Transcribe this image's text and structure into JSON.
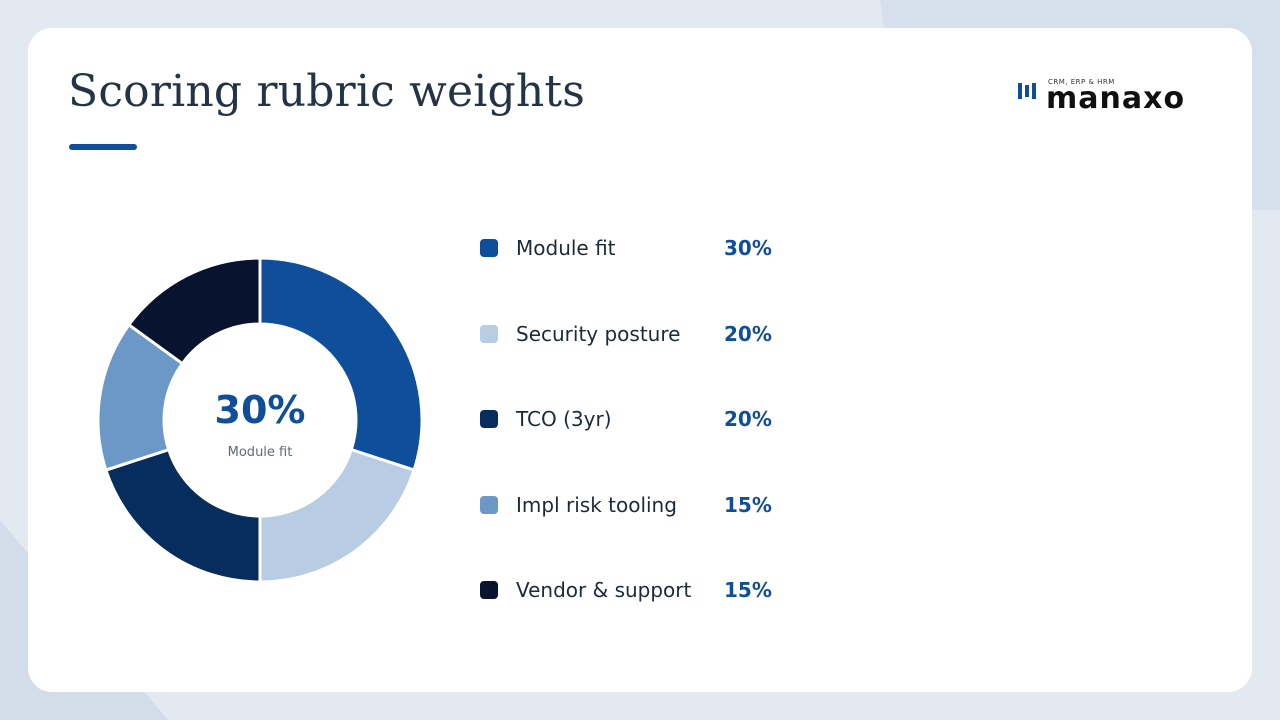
{
  "slide": {
    "title": "Scoring rubric weights"
  },
  "logo": {
    "tagline": "CRM, ERP & HRM",
    "wordmark": "manaxo"
  },
  "donut_center": {
    "value": "30%",
    "label": "Module fit"
  },
  "chart_data": {
    "type": "pie",
    "donut": true,
    "categories": [
      "Module fit",
      "Security posture",
      "TCO (3yr)",
      "Impl risk tooling",
      "Vendor & support"
    ],
    "values": [
      30,
      20,
      20,
      15,
      15
    ],
    "value_labels": [
      "30%",
      "20%",
      "20%",
      "15%",
      "15%"
    ],
    "colors": [
      "#0f4e9a",
      "#b8cde3",
      "#072d5e",
      "#6b98c6",
      "#07132f"
    ],
    "legend_position": "right"
  }
}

---

**Task statement**
Copy out the data above exactly, except the pictures.

**Reply to the task**
Transcribe this image's text and structure into JSON.
{
  "slide": {
    "title": "Scoring rubric weights"
  },
  "logo": {
    "tagline": "CRM, ERP & HRM",
    "wordmark": "manaxo"
  },
  "donut_center": {
    "value": "30%",
    "label": "Module fit"
  },
  "chart_data": {
    "type": "pie",
    "donut": true,
    "categories": [
      "Module fit",
      "Security posture",
      "TCO (3yr)",
      "Impl risk tooling",
      "Vendor & support"
    ],
    "values": [
      30,
      20,
      20,
      15,
      15
    ],
    "value_labels": [
      "30%",
      "20%",
      "20%",
      "15%",
      "15%"
    ],
    "colors": [
      "#0f4e9a",
      "#b8cde3",
      "#072d5e",
      "#6b98c6",
      "#07132f"
    ],
    "legend_position": "right"
  }
}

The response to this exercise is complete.